__REQUIREMENT__: Copy out all the entries exactly.
--- Start ---
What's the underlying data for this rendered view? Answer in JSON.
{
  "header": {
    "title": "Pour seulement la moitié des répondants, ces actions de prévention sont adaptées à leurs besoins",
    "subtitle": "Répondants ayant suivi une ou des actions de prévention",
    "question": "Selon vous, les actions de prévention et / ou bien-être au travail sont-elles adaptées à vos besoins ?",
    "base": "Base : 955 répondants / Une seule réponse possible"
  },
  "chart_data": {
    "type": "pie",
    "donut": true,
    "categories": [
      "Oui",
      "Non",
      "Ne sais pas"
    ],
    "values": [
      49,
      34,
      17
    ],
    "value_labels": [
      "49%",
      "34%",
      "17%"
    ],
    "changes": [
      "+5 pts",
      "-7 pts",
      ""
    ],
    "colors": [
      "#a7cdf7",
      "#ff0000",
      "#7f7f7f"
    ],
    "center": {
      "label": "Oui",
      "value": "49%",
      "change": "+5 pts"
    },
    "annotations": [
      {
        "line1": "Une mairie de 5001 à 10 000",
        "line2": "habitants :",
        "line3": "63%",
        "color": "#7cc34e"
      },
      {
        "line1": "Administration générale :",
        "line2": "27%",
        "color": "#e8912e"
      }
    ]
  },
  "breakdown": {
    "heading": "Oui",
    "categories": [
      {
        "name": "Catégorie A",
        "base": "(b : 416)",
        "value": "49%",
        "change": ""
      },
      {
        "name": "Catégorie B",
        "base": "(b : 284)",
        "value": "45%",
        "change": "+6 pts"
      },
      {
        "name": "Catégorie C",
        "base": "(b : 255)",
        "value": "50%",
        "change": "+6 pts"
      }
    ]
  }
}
--- End ---
__SOLVED EXERCISE__:
What's the underlying data for this rendered view? Answer in JSON.
{
  "header": {
    "title": "Pour seulement la moitié des répondants, ces actions de prévention sont adaptées à leurs besoins",
    "subtitle": "Répondants ayant suivi une ou des actions de prévention",
    "question": "Selon vous, les actions de prévention et / ou bien-être au travail sont-elles adaptées à vos besoins ?",
    "base": "Base : 955 répondants / Une seule réponse possible"
  },
  "chart_data": {
    "type": "pie",
    "donut": true,
    "categories": [
      "Oui",
      "Non",
      "Ne sais pas"
    ],
    "values": [
      49,
      34,
      17
    ],
    "value_labels": [
      "49%",
      "34%",
      "17%"
    ],
    "changes": [
      "+5 pts",
      "-7 pts",
      ""
    ],
    "colors": [
      "#a7cdf7",
      "#ff0000",
      "#7f7f7f"
    ],
    "center": {
      "label": "Oui",
      "value": "49%",
      "change": "+5 pts"
    },
    "annotations": [
      {
        "line1": "Une mairie de 5001 à 10 000",
        "line2": "habitants :",
        "line3": "63%",
        "color": "#7cc34e"
      },
      {
        "line1": "Administration générale :",
        "line2": "27%",
        "color": "#e8912e"
      }
    ]
  },
  "breakdown": {
    "heading": "Oui",
    "categories": [
      {
        "name": "Catégorie A",
        "base": "(b : 416)",
        "value": "49%",
        "change": ""
      },
      {
        "name": "Catégorie B",
        "base": "(b : 284)",
        "value": "45%",
        "change": "+6 pts"
      },
      {
        "name": "Catégorie C",
        "base": "(b : 255)",
        "value": "50%",
        "change": "+6 pts"
      }
    ]
  }
}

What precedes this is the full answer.